Work required:
Skip any picture you find and retype all the remaining lines exactly.

[Stored data]
###
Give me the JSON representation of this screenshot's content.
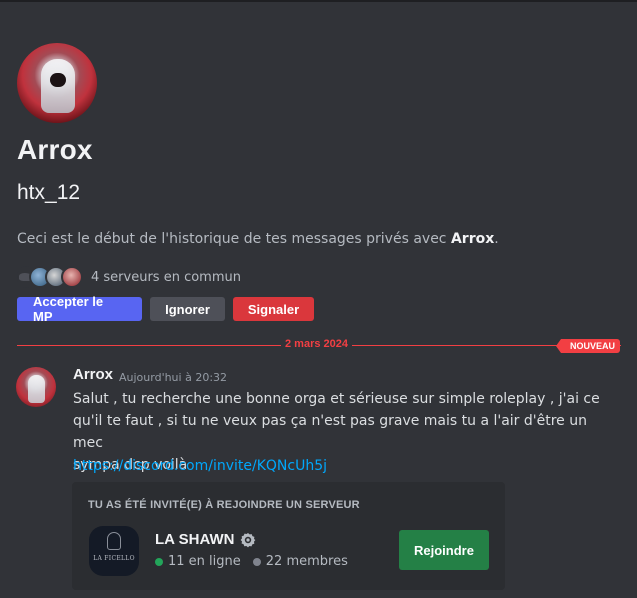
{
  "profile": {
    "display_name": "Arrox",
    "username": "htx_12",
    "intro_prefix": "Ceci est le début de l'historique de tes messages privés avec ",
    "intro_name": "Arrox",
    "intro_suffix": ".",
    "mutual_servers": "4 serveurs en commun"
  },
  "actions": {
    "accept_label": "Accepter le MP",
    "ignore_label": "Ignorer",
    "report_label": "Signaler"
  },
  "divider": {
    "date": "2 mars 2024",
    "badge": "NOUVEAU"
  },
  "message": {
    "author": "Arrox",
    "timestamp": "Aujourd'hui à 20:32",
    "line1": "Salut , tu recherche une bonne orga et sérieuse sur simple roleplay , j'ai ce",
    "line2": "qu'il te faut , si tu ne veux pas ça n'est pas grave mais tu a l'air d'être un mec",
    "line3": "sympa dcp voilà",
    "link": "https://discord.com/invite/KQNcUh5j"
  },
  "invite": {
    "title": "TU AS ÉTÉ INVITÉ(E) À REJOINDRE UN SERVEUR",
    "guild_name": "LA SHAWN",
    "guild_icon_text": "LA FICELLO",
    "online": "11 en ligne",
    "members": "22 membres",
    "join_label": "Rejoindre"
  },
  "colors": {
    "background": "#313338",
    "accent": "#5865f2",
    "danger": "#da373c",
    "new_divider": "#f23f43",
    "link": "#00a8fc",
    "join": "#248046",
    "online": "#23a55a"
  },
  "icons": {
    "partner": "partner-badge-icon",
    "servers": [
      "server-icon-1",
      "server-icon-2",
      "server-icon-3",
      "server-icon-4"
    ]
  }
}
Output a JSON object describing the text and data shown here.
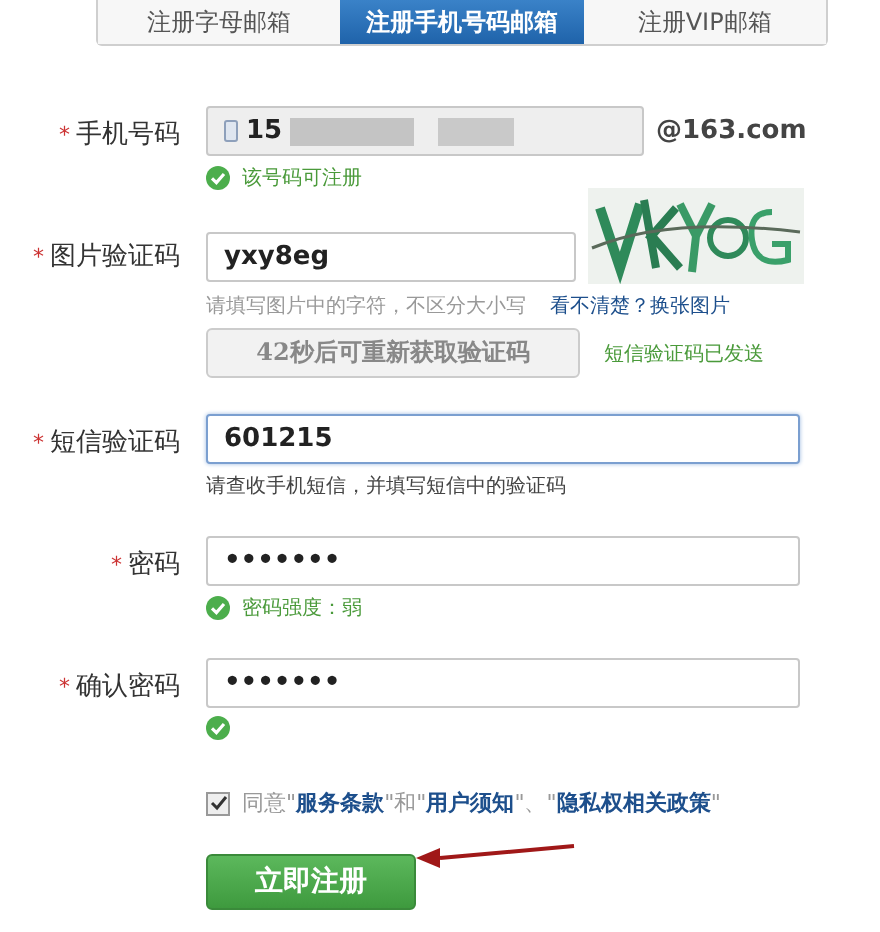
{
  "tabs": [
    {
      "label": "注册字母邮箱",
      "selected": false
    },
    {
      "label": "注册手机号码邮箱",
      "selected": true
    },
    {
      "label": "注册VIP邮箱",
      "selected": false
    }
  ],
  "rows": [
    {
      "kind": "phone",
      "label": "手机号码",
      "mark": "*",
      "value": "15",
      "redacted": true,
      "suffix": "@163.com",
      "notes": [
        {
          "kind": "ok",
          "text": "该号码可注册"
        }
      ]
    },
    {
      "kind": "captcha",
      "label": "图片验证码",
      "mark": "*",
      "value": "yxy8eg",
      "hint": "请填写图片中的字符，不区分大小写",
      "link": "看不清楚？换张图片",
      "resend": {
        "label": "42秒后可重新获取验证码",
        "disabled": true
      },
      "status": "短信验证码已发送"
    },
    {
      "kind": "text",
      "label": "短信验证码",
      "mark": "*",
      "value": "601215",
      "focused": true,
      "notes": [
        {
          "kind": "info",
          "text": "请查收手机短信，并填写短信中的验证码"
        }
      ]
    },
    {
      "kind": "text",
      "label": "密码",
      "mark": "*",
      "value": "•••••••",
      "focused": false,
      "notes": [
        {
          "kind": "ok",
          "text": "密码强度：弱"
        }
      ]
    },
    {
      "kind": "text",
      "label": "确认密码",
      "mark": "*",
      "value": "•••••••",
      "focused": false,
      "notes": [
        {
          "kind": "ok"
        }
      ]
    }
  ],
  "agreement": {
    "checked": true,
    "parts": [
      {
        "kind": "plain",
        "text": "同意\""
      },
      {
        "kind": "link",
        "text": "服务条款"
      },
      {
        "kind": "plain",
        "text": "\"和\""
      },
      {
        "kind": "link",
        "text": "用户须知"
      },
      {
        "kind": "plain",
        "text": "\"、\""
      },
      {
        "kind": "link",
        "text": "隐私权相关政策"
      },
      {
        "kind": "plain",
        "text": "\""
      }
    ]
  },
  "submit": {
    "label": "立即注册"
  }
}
###
Right answer:
Give me the JSON representation of this screenshot's content.
{
  "profile": {
    "display_name": "Arrox",
    "username": "htx_12",
    "intro_prefix": "Ceci est le début de l'historique de tes messages privés avec ",
    "intro_name": "Arrox",
    "intro_suffix": ".",
    "mutual_servers": "4 serveurs en commun"
  },
  "actions": {
    "accept_label": "Accepter le MP",
    "ignore_label": "Ignorer",
    "report_label": "Signaler"
  },
  "divider": {
    "date": "2 mars 2024",
    "badge": "NOUVEAU"
  },
  "message": {
    "author": "Arrox",
    "timestamp": "Aujourd'hui à 20:32",
    "line1": "Salut , tu recherche une bonne orga et sérieuse sur simple roleplay , j'ai ce",
    "line2": "qu'il te faut , si tu ne veux pas ça n'est pas grave mais tu a l'air d'être un mec",
    "line3": "sympa dcp voilà",
    "link": "https://discord.com/invite/KQNcUh5j"
  },
  "invite": {
    "title": "TU AS ÉTÉ INVITÉ(E) À REJOINDRE UN SERVEUR",
    "guild_name": "LA SHAWN",
    "guild_icon_text": "LA FICELLO",
    "online": "11 en ligne",
    "members": "22 membres",
    "join_label": "Rejoindre"
  },
  "colors": {
    "background": "#313338",
    "accent": "#5865f2",
    "danger": "#da373c",
    "new_divider": "#f23f43",
    "link": "#00a8fc",
    "join": "#248046",
    "online": "#23a55a"
  },
  "icons": {
    "partner": "partner-badge-icon",
    "servers": [
      "server-icon-1",
      "server-icon-2",
      "server-icon-3",
      "server-icon-4"
    ]
  }
}
Output a JSON object describing the text and data shown here.
{
  "tabs": [
    {
      "label": "注册字母邮箱",
      "selected": false
    },
    {
      "label": "注册手机号码邮箱",
      "selected": true
    },
    {
      "label": "注册VIP邮箱",
      "selected": false
    }
  ],
  "rows": [
    {
      "kind": "phone",
      "label": "手机号码",
      "mark": "*",
      "value": "15",
      "redacted": true,
      "suffix": "@163.com",
      "notes": [
        {
          "kind": "ok",
          "text": "该号码可注册"
        }
      ]
    },
    {
      "kind": "captcha",
      "label": "图片验证码",
      "mark": "*",
      "value": "yxy8eg",
      "hint": "请填写图片中的字符，不区分大小写",
      "link": "看不清楚？换张图片",
      "resend": {
        "label": "42秒后可重新获取验证码",
        "disabled": true
      },
      "status": "短信验证码已发送"
    },
    {
      "kind": "text",
      "label": "短信验证码",
      "mark": "*",
      "value": "601215",
      "focused": true,
      "notes": [
        {
          "kind": "info",
          "text": "请查收手机短信，并填写短信中的验证码"
        }
      ]
    },
    {
      "kind": "text",
      "label": "密码",
      "mark": "*",
      "value": "•••••••",
      "focused": false,
      "notes": [
        {
          "kind": "ok",
          "text": "密码强度：弱"
        }
      ]
    },
    {
      "kind": "text",
      "label": "确认密码",
      "mark": "*",
      "value": "•••••••",
      "focused": false,
      "notes": [
        {
          "kind": "ok"
        }
      ]
    }
  ],
  "agreement": {
    "checked": true,
    "parts": [
      {
        "kind": "plain",
        "text": "同意\""
      },
      {
        "kind": "link",
        "text": "服务条款"
      },
      {
        "kind": "plain",
        "text": "\"和\""
      },
      {
        "kind": "link",
        "text": "用户须知"
      },
      {
        "kind": "plain",
        "text": "\"、\""
      },
      {
        "kind": "link",
        "text": "隐私权相关政策"
      },
      {
        "kind": "plain",
        "text": "\""
      }
    ]
  },
  "submit": {
    "label": "立即注册"
  }
}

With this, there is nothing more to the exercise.